= Stated task =
Filter the records below for the word "name". Copy each line that holds it.

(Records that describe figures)
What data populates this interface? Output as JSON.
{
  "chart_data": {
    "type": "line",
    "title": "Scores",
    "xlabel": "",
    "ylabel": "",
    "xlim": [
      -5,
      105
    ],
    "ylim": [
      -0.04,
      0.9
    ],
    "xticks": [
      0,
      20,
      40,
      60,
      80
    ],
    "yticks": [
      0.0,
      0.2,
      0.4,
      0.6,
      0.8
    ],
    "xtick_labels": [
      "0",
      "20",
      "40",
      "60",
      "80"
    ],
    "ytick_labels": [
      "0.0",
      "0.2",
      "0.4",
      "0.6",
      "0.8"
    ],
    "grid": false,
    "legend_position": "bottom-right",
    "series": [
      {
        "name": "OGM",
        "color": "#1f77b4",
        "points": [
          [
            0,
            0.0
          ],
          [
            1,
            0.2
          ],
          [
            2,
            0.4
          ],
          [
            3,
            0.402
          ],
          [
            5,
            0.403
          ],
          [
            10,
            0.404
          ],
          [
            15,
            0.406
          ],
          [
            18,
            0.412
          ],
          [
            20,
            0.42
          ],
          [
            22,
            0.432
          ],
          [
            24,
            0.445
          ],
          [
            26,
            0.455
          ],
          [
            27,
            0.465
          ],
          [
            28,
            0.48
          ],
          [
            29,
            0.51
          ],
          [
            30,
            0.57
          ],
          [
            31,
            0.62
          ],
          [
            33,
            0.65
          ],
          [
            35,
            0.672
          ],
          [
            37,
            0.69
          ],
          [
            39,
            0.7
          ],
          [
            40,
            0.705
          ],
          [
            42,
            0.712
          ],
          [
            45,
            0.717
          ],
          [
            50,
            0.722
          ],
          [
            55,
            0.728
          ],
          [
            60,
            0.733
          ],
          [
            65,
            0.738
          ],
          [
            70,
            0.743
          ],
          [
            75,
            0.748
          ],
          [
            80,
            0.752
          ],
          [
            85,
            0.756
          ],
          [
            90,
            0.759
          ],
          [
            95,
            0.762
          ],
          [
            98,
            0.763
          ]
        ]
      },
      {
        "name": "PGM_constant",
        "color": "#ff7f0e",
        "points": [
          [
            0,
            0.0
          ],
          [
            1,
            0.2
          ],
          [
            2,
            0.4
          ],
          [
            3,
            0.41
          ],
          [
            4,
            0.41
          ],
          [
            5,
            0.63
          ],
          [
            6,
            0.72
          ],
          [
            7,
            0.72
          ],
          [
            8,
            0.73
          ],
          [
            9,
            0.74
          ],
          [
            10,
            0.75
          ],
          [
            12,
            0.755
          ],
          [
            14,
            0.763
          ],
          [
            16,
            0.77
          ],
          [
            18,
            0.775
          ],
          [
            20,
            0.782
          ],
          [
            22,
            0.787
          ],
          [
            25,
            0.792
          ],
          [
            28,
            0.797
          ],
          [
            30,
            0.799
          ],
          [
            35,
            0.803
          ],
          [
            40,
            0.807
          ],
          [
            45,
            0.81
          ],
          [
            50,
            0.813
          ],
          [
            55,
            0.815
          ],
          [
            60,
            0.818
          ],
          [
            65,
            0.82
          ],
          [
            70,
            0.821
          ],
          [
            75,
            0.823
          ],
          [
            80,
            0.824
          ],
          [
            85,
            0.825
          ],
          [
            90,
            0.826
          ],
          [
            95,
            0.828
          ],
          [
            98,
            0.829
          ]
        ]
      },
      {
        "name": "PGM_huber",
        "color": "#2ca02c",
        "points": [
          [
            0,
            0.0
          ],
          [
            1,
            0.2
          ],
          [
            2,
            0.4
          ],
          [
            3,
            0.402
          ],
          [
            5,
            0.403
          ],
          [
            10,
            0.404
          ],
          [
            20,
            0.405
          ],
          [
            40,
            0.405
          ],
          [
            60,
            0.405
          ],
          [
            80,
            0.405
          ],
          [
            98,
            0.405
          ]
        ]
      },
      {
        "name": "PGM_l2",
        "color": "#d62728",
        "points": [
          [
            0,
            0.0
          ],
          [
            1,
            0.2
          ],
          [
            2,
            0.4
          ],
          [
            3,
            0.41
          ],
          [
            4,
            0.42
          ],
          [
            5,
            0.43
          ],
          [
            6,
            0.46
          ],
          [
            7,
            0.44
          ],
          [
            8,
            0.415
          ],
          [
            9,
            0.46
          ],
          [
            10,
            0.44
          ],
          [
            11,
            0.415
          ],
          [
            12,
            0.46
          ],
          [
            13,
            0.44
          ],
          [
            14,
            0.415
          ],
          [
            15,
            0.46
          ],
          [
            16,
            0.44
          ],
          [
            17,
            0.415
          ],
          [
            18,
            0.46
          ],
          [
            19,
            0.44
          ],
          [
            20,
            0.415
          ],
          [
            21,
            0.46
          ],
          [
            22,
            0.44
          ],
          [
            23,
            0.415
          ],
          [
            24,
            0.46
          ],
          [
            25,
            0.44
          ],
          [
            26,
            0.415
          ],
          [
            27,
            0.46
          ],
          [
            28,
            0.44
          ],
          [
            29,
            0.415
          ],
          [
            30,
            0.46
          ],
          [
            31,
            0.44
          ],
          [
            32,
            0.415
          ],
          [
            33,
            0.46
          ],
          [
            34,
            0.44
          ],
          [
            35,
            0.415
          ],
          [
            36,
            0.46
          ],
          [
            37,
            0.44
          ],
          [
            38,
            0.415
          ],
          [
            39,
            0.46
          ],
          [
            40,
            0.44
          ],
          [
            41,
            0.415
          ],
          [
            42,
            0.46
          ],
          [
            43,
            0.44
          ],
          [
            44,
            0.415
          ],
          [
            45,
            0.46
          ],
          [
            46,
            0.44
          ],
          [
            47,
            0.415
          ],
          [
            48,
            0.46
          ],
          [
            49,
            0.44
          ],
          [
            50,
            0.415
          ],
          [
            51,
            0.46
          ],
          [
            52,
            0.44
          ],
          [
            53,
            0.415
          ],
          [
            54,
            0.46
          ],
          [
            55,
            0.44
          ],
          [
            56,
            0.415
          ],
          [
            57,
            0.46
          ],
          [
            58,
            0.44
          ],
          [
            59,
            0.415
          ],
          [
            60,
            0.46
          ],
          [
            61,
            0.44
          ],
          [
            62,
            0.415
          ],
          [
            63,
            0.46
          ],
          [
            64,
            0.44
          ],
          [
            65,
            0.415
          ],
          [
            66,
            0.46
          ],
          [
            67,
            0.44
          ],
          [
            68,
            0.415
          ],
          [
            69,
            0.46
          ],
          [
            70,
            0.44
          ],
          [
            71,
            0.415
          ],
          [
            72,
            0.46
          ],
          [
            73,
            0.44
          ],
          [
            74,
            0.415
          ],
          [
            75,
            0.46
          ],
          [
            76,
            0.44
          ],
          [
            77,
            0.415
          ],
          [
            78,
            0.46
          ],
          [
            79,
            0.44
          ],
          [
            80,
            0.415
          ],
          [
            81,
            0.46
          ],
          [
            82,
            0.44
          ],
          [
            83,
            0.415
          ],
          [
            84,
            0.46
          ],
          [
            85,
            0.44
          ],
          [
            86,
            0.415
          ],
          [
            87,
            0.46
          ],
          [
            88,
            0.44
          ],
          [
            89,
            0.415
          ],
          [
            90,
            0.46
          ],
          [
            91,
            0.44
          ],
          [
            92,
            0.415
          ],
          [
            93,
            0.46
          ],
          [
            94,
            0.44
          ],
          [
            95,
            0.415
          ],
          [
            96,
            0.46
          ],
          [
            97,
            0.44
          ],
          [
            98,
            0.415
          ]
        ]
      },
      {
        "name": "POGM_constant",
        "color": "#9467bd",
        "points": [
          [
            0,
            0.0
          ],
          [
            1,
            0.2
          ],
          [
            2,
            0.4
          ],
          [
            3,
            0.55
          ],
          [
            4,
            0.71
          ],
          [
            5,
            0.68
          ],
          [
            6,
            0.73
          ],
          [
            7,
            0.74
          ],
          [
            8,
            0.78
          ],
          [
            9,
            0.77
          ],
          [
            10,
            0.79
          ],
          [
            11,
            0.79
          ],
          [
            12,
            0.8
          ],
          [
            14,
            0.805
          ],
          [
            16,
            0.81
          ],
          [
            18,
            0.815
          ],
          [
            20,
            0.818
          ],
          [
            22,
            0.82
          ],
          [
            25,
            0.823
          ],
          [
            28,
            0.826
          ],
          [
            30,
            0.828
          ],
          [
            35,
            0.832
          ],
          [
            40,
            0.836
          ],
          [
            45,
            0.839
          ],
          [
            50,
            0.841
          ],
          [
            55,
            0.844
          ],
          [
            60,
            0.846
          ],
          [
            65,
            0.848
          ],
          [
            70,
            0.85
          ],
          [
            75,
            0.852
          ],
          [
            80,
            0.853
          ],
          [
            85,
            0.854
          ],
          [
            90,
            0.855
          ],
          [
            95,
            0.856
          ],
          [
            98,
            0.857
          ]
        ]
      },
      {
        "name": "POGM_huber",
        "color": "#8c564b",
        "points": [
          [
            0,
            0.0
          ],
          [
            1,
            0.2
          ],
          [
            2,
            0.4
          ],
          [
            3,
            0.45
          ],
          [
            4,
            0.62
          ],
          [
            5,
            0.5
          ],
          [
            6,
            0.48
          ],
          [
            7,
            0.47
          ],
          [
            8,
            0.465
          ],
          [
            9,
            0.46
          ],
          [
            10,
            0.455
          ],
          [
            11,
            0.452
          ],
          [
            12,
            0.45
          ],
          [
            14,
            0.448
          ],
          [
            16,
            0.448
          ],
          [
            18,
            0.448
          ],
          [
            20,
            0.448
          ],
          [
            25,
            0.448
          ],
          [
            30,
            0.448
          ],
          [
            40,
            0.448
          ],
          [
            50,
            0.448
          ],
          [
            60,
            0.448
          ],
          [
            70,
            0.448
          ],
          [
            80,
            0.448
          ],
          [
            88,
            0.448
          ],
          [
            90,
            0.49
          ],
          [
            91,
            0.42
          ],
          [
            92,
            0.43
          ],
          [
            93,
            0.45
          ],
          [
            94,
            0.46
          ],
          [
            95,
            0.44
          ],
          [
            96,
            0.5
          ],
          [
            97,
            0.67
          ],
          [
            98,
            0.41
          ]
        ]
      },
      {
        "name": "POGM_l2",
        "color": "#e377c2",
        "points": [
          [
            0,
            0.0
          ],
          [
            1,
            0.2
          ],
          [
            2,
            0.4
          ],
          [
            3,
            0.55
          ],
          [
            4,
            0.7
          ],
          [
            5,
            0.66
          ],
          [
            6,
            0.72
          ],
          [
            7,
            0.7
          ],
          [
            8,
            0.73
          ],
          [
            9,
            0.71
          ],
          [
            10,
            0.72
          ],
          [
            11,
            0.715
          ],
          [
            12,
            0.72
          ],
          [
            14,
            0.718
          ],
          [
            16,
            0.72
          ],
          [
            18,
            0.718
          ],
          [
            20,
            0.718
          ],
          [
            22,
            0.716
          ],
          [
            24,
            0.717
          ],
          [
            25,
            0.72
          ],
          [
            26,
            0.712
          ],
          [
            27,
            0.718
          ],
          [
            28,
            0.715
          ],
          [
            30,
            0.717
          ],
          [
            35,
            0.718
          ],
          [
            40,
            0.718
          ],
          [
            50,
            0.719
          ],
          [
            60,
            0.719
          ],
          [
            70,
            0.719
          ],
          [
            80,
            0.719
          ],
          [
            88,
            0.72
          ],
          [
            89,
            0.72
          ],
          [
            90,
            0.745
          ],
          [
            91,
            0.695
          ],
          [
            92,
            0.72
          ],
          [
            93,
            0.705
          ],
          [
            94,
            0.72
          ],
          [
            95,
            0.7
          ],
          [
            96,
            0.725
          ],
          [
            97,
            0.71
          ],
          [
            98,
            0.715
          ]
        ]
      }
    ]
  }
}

= Response for this exercise =
        "name": "OGM",
        "name": "PGM_constant",
        "name": "PGM_huber",
        "name": "PGM_l2",
        "name": "POGM_constant",
        "name": "POGM_huber",
        "name": "POGM_l2",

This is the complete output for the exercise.